The last operation to be carried out on this part of the crankcase is the drilling and tapping of 3 holes to clamp the outrigger bearing housing but this will be done later when their exact location is known and the housing has been made.

Sunday 25 October 2020

Machining the Crankcases – Part 3

As it is now possible to clamp securely the crankcase halves together the top surfaces can be machined. There are essentially 3 operations that are required on each face:

1)    Face off to give a flat surfaces at the desired distance from the crankshaft

 2)    Bore the hole for the cylinder

 3)    Drill and tap the holes/threads for the cylinder base studs

 All operations are carried out on each face before changing the setup to the second face.

When I started making the patterns for this project (February 2018) the intention was to use side-by-side connecting rods with the obvious consequence of machining the crankcases with offset bores. Very sadly, in June 2018, Max Nightingale of Alpha Bearings died suddenly at the age of 59. I had got to know Max very well over a period of many years and Alpha had refurbished many crankshafts for me and also designed and made the complete crankshafts plus connecting-rods for the AJcette and for 2 Velocette Mk1 KTTs. This was no longer an option for this V-Twin and I needed to find an alternative solution.

Whilst making a crankshaft is not a trivial project – the design, required tolerances, choice and availability of materials, heat-treatment etc… the one parts(s) that would be extremely time-consuming to make in a home workshop would be the connecting-rods. In the original design, the exact connecting-rod length was to be determined when the rest of the engine had been built as it depends on a number of  factors. The original plan was to fix the stroke (81mm) and compression ratio and to then determine the exact length of the connecting rod. This was now no longer an option and a revised plan was to exchange the 2 variables of stroke and connecting rod length in the design and to now fix the connecting-rod length and compression ratio and to then determine the stroke. This has the advantage that off-the-shelf connecting-rods could be used and the (slight) disadvantage that the exact swept volume of the engine would not be known until close to the end of the build; but as this bike was never intended to be an exact replica of the original AJS this doesn't really matter.

**MATERIAL PROVIDED:**
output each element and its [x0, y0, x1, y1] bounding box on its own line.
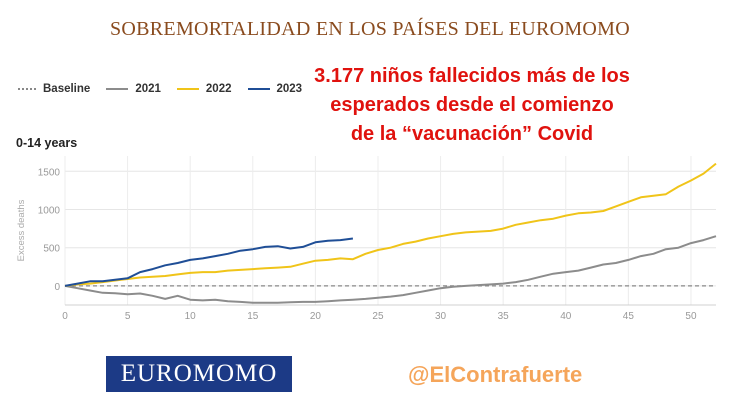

**WRITTEN EXERCISE 1:** List the three operations that the crankcase machining text says are required on each face.
**WRITTEN EXERCISE 2:** In the crankcase machining text, write out the passage starting with "1)    Face off" and going on through "an alternative solution.", substituting "barrel" for "cylinder".
**WRITTEN EXERCISE 3:** Carry on writing the crankcase machining text from the point where it stops.
The data plays no part in this work.

**TASK RESPONSE 1:**
1) Face off to give a flat surface at the desired distance from the crankshaft
2) Bore the hole for the cylinder
3) Drill and tap the holes/threads for the cylinder base studs

**TASK RESPONSE 2:**
1)    Face off to give a flat surfaces at the desired distance from the crankshaft

 2)    Bore the hole for the barrel

 3)    Drill and tap the holes/threads for the barrel base studs

 All operations are carried out on each face before changing the setup to the second face.

When I started making the patterns for this project (February 2018) the intention was to use side-by-side connecting rods with the obvious consequence of machining the crankcases with offset bores. Very sadly, in June 2018, Max Nightingale of Alpha Bearings died suddenly at the age of 59. I had got to know Max very well over a period of many years and Alpha had refurbished many crankshafts for me and also designed and made the complete crankshafts plus connecting-rods for the AJcette and for 2 Velocette Mk1 KTTs. This was no longer an option for this V-Twin and I needed to find an alternative solution.

**TASK RESPONSE 3:**
The initial design had a connecting-rod length of around 7 1/4" - 7 3/8" and a search was therefore made to find a pair of rods of around this length to retain the side-by-side arrangement. A good friend of mine turned up a pair of rods that were fitted to 1930s Ariel Red Hunters. These were in excellent condition and knowledgeable Arielistas assured me that these are sturdy rods and not known to break

Although these rods were slightly shorter than I would have wished at 7”, I was on the point of using them – and even found some suitable needle-roller bearings, but then started looking at Harley Davidson knife-and-fork rods, which of course would require in-line rather than staggered cylinders. It just so happened that the HD EVO has rods which have 7 7/16” between centres and are much closer to the con-rod length I was looking for. Brand-new rods + crankpin + bearing were available in the USA at a very reasonable price on ebay and these were ordered and delivered a couple of weeks later.

I was extremely pleased with these and a revised set of calculations for the crankcase machining was therefore made, based on this rod length and with in-line cylinders.

Now that I had resolved the conundrum of the staggered vs in-line arrangement I could get on with the machining. The next step was to make a suitable jig to support the crankcases on the milling machine table. The jig consisted of an angle plate, a very substantial piece of steel bar with a 1 1/8” hole bored through it at the top and welded to another piece of steel for the base that could be clamped to the milling machine table and a 1 1/8” ground bar that passed through the bearings and into a bored boss supported rigidly on the angle plate using a large bolt.

With this arrangement, once the bar had been setup with a dial gauge in the X - Y plane, the bar could be withdrawn through the bored hole on the left, the crankcases “inserted”, the bar then passed through the bearings into the locating boss clamped to the angle plate and the crankcases clamped to the surface plate.

There is now only one degree of freedom, namely rotation about the crankshaft axis, and this allowed the crankcases to be positioned for all machining operations on the top surfaces.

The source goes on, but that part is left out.